Figure record extracts:
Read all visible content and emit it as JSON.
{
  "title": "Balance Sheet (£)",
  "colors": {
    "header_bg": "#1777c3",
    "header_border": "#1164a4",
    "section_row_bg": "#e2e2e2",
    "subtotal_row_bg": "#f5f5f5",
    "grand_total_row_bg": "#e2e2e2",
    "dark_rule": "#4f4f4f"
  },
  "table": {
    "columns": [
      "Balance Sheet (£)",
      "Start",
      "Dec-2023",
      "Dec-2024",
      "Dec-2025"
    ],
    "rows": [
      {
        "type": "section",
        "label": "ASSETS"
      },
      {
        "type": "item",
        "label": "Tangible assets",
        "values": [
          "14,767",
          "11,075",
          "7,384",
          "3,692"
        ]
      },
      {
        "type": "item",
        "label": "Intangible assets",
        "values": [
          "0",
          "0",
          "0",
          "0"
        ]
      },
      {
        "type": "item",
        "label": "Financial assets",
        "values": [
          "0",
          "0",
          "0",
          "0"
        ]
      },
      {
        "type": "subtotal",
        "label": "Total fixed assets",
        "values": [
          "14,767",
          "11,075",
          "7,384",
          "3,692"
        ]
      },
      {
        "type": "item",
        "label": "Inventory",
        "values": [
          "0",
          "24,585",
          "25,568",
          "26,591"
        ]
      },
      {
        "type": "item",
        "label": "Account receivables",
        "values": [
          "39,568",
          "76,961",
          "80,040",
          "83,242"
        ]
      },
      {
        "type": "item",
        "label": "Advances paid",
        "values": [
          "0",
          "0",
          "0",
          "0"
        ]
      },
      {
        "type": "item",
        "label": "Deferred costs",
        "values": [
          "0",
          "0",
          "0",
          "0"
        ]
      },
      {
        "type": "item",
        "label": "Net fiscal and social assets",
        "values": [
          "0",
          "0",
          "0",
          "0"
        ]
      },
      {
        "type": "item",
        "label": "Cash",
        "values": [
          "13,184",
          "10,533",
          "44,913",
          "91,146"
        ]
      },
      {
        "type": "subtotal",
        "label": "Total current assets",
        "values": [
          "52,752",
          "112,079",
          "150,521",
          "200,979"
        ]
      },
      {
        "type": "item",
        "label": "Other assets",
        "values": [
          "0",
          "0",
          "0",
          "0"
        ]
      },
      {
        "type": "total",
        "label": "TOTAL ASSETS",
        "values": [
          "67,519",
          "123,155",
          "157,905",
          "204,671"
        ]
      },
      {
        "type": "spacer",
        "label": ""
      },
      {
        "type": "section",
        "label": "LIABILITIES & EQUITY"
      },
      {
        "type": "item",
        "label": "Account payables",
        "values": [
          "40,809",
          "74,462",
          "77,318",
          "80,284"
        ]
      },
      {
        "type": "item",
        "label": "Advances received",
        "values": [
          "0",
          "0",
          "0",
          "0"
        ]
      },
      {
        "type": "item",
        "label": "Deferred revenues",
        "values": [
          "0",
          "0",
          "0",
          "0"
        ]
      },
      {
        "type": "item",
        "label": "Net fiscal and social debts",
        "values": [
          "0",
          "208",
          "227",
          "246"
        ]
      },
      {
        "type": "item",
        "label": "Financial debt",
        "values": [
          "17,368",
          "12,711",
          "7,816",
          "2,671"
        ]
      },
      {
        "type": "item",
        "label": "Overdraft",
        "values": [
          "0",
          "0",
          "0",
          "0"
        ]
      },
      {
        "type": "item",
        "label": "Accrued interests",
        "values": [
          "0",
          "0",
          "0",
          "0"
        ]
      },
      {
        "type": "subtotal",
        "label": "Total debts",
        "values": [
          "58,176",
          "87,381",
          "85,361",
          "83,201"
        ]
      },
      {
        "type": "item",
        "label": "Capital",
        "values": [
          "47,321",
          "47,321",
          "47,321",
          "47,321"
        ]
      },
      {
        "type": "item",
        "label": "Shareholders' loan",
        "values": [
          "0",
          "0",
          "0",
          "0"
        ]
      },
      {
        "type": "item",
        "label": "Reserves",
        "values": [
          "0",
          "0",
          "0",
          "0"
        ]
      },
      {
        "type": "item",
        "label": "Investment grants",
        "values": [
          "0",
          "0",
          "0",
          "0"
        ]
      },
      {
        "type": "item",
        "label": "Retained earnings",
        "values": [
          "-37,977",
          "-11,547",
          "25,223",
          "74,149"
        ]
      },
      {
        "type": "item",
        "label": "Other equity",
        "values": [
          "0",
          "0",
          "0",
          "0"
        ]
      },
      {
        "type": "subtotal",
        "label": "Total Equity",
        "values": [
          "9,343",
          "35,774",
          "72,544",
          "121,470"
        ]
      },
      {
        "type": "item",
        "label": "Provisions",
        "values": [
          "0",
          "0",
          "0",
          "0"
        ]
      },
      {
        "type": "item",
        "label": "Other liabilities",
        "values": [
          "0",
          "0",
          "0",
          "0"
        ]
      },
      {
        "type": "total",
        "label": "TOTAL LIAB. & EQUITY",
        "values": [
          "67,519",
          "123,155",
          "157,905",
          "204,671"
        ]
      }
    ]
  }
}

AIM OF THE TASK — Quote the data in full, keeping each word unchanged.

TASK RESPONSE —
Read all visible content and emit it as JSON.
{
  "title": "Balance Sheet (£)",
  "colors": {
    "header_bg": "#1777c3",
    "header_border": "#1164a4",
    "section_row_bg": "#e2e2e2",
    "subtotal_row_bg": "#f5f5f5",
    "grand_total_row_bg": "#e2e2e2",
    "dark_rule": "#4f4f4f"
  },
  "table": {
    "columns": [
      "Balance Sheet (£)",
      "Start",
      "Dec-2023",
      "Dec-2024",
      "Dec-2025"
    ],
    "rows": [
      {
        "type": "section",
        "label": "ASSETS"
      },
      {
        "type": "item",
        "label": "Tangible assets",
        "values": [
          "14,767",
          "11,075",
          "7,384",
          "3,692"
        ]
      },
      {
        "type": "item",
        "label": "Intangible assets",
        "values": [
          "0",
          "0",
          "0",
          "0"
        ]
      },
      {
        "type": "item",
        "label": "Financial assets",
        "values": [
          "0",
          "0",
          "0",
          "0"
        ]
      },
      {
        "type": "subtotal",
        "label": "Total fixed assets",
        "values": [
          "14,767",
          "11,075",
          "7,384",
          "3,692"
        ]
      },
      {
        "type": "item",
        "label": "Inventory",
        "values": [
          "0",
          "24,585",
          "25,568",
          "26,591"
        ]
      },
      {
        "type": "item",
        "label": "Account receivables",
        "values": [
          "39,568",
          "76,961",
          "80,040",
          "83,242"
        ]
      },
      {
        "type": "item",
        "label": "Advances paid",
        "values": [
          "0",
          "0",
          "0",
          "0"
        ]
      },
      {
        "type": "item",
        "label": "Deferred costs",
        "values": [
          "0",
          "0",
          "0",
          "0"
        ]
      },
      {
        "type": "item",
        "label": "Net fiscal and social assets",
        "values": [
          "0",
          "0",
          "0",
          "0"
        ]
      },
      {
        "type": "item",
        "label": "Cash",
        "values": [
          "13,184",
          "10,533",
          "44,913",
          "91,146"
        ]
      },
      {
        "type": "subtotal",
        "label": "Total current assets",
        "values": [
          "52,752",
          "112,079",
          "150,521",
          "200,979"
        ]
      },
      {
        "type": "item",
        "label": "Other assets",
        "values": [
          "0",
          "0",
          "0",
          "0"
        ]
      },
      {
        "type": "total",
        "label": "TOTAL ASSETS",
        "values": [
          "67,519",
          "123,155",
          "157,905",
          "204,671"
        ]
      },
      {
        "type": "spacer",
        "label": ""
      },
      {
        "type": "section",
        "label": "LIABILITIES & EQUITY"
      },
      {
        "type": "item",
        "label": "Account payables",
        "values": [
          "40,809",
          "74,462",
          "77,318",
          "80,284"
        ]
      },
      {
        "type": "item",
        "label": "Advances received",
        "values": [
          "0",
          "0",
          "0",
          "0"
        ]
      },
      {
        "type": "item",
        "label": "Deferred revenues",
        "values": [
          "0",
          "0",
          "0",
          "0"
        ]
      },
      {
        "type": "item",
        "label": "Net fiscal and social debts",
        "values": [
          "0",
          "208",
          "227",
          "246"
        ]
      },
      {
        "type": "item",
        "label": "Financial debt",
        "values": [
          "17,368",
          "12,711",
          "7,816",
          "2,671"
        ]
      },
      {
        "type": "item",
        "label": "Overdraft",
        "values": [
          "0",
          "0",
          "0",
          "0"
        ]
      },
      {
        "type": "item",
        "label": "Accrued interests",
        "values": [
          "0",
          "0",
          "0",
          "0"
        ]
      },
      {
        "type": "subtotal",
        "label": "Total debts",
        "values": [
          "58,176",
          "87,381",
          "85,361",
          "83,201"
        ]
      },
      {
        "type": "item",
        "label": "Capital",
        "values": [
          "47,321",
          "47,321",
          "47,321",
          "47,321"
        ]
      },
      {
        "type": "item",
        "label": "Shareholders' loan",
        "values": [
          "0",
          "0",
          "0",
          "0"
        ]
      },
      {
        "type": "item",
        "label": "Reserves",
        "values": [
          "0",
          "0",
          "0",
          "0"
        ]
      },
      {
        "type": "item",
        "label": "Investment grants",
        "values": [
          "0",
          "0",
          "0",
          "0"
        ]
      },
      {
        "type": "item",
        "label": "Retained earnings",
        "values": [
          "-37,977",
          "-11,547",
          "25,223",
          "74,149"
        ]
      },
      {
        "type": "item",
        "label": "Other equity",
        "values": [
          "0",
          "0",
          "0",
          "0"
        ]
      },
      {
        "type": "subtotal",
        "label": "Total Equity",
        "values": [
          "9,343",
          "35,774",
          "72,544",
          "121,470"
        ]
      },
      {
        "type": "item",
        "label": "Provisions",
        "values": [
          "0",
          "0",
          "0",
          "0"
        ]
      },
      {
        "type": "item",
        "label": "Other liabilities",
        "values": [
          "0",
          "0",
          "0",
          "0"
        ]
      },
      {
        "type": "total",
        "label": "TOTAL LIAB. & EQUITY",
        "values": [
          "67,519",
          "123,155",
          "157,905",
          "204,671"
        ]
      }
    ]
  }
}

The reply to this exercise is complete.